## SET PROBLEM:
Write down each entry again, exactly as it reads.

## DATA TO USE:
^^^^^^^^

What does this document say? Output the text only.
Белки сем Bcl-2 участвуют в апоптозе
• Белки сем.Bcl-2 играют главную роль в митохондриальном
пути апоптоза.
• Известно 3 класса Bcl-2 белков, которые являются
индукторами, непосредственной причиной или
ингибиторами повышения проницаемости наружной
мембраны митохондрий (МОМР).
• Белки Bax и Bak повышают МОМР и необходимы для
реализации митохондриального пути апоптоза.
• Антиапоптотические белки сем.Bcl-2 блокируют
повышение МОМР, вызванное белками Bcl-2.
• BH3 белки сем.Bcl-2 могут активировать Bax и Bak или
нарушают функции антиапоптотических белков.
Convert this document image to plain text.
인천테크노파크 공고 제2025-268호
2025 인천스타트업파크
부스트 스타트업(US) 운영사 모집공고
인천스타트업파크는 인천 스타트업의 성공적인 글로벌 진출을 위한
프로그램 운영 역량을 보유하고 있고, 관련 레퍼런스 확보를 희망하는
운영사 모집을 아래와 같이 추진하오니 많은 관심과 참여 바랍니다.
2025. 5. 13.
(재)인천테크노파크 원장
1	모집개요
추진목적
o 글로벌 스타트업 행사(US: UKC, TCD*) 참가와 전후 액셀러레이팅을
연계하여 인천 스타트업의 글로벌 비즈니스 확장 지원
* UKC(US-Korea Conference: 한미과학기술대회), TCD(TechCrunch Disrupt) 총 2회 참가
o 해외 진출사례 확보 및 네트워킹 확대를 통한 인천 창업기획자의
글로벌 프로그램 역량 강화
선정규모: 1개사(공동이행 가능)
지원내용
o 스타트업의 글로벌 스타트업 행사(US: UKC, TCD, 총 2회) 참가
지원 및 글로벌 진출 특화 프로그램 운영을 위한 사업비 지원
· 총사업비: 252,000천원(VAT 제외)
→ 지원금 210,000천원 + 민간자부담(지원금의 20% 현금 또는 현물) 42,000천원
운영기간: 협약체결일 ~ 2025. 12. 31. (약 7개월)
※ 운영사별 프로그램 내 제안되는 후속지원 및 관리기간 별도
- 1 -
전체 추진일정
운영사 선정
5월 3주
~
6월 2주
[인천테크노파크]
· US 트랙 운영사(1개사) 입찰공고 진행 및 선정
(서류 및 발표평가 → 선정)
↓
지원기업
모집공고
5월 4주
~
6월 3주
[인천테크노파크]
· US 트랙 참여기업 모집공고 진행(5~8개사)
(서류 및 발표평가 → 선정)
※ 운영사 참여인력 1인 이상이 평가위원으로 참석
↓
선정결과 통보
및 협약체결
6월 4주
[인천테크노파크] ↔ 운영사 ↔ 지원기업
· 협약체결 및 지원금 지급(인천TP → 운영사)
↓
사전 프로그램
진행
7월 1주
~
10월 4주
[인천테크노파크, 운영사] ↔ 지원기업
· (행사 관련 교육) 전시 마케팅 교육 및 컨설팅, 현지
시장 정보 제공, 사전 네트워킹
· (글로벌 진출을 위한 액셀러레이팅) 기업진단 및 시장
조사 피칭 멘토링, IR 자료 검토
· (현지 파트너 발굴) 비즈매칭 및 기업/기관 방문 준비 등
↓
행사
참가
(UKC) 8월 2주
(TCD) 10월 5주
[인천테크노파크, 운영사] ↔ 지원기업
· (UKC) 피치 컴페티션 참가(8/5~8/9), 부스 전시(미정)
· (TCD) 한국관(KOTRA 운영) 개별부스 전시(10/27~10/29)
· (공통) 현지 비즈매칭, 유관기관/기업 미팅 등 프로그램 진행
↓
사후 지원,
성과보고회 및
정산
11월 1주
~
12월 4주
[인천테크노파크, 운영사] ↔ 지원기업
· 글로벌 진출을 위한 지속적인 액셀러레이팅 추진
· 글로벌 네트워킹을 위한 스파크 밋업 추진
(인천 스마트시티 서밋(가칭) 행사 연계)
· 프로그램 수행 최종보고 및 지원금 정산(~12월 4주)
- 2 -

^^^^^^^^

## FINAL ANSWER:
What does this document say? Output the text only.
Белки сем Bcl-2 участвуют в апоптозе
• Белки сем.Bcl-2 играют главную роль в митохондриальном
пути апоптоза.
• Известно 3 класса Bcl-2 белков, которые являются
индукторами, непосредственной причиной или
ингибиторами повышения проницаемости наружной
мембраны митохондрий (МОМР).
• Белки Bax и Bak повышают МОМР и необходимы для
реализации митохондриального пути апоптоза.
• Антиапоптотические белки сем.Bcl-2 блокируют
повышение МОМР, вызванное белками Bcl-2.
• BH3 белки сем.Bcl-2 могут активировать Bax и Bak или
нарушают функции антиапоптотических белков.
Convert this document image to plain text.
인천테크노파크 공고 제2025-268호
2025 인천스타트업파크
부스트 스타트업(US) 운영사 모집공고
인천스타트업파크는 인천 스타트업의 성공적인 글로벌 진출을 위한
프로그램 운영 역량을 보유하고 있고, 관련 레퍼런스 확보를 희망하는
운영사 모집을 아래와 같이 추진하오니 많은 관심과 참여 바랍니다.
2025. 5. 13.
(재)인천테크노파크 원장
1	모집개요
추진목적
o 글로벌 스타트업 행사(US: UKC, TCD*) 참가와 전후 액셀러레이팅을
연계하여 인천 스타트업의 글로벌 비즈니스 확장 지원
* UKC(US-Korea Conference: 한미과학기술대회), TCD(TechCrunch Disrupt) 총 2회 참가
o 해외 진출사례 확보 및 네트워킹 확대를 통한 인천 창업기획자의
글로벌 프로그램 역량 강화
선정규모: 1개사(공동이행 가능)
지원내용
o 스타트업의 글로벌 스타트업 행사(US: UKC, TCD, 총 2회) 참가
지원 및 글로벌 진출 특화 프로그램 운영을 위한 사업비 지원
· 총사업비: 252,000천원(VAT 제외)
→ 지원금 210,000천원 + 민간자부담(지원금의 20% 현금 또는 현물) 42,000천원
운영기간: 협약체결일 ~ 2025. 12. 31. (약 7개월)
※ 운영사별 프로그램 내 제안되는 후속지원 및 관리기간 별도
- 1 -
전체 추진일정
운영사 선정
5월 3주
~
6월 2주
[인천테크노파크]
· US 트랙 운영사(1개사) 입찰공고 진행 및 선정
(서류 및 발표평가 → 선정)
↓
지원기업
모집공고
5월 4주
~
6월 3주
[인천테크노파크]
· US 트랙 참여기업 모집공고 진행(5~8개사)
(서류 및 발표평가 → 선정)
※ 운영사 참여인력 1인 이상이 평가위원으로 참석
↓
선정결과 통보
및 협약체결
6월 4주
[인천테크노파크] ↔ 운영사 ↔ 지원기업
· 협약체결 및 지원금 지급(인천TP → 운영사)
↓
사전 프로그램
진행
7월 1주
~
10월 4주
[인천테크노파크, 운영사] ↔ 지원기업
· (행사 관련 교육) 전시 마케팅 교육 및 컨설팅, 현지
시장 정보 제공, 사전 네트워킹
· (글로벌 진출을 위한 액셀러레이팅) 기업진단 및 시장
조사 피칭 멘토링, IR 자료 검토
· (현지 파트너 발굴) 비즈매칭 및 기업/기관 방문 준비 등
↓
행사
참가
(UKC) 8월 2주
(TCD) 10월 5주
[인천테크노파크, 운영사] ↔ 지원기업
· (UKC) 피치 컴페티션 참가(8/5~8/9), 부스 전시(미정)
· (TCD) 한국관(KOTRA 운영) 개별부스 전시(10/27~10/29)
· (공통) 현지 비즈매칭, 유관기관/기업 미팅 등 프로그램 진행
↓
사후 지원,
성과보고회 및
정산
11월 1주
~
12월 4주
[인천테크노파크, 운영사] ↔ 지원기업
· 글로벌 진출을 위한 지속적인 액셀러레이팅 추진
· 글로벌 네트워킹을 위한 스파크 밋업 추진
(인천 스마트시티 서밋(가칭) 행사 연계)
· 프로그램 수행 최종보고 및 지원금 정산(~12월 4주)
- 2 -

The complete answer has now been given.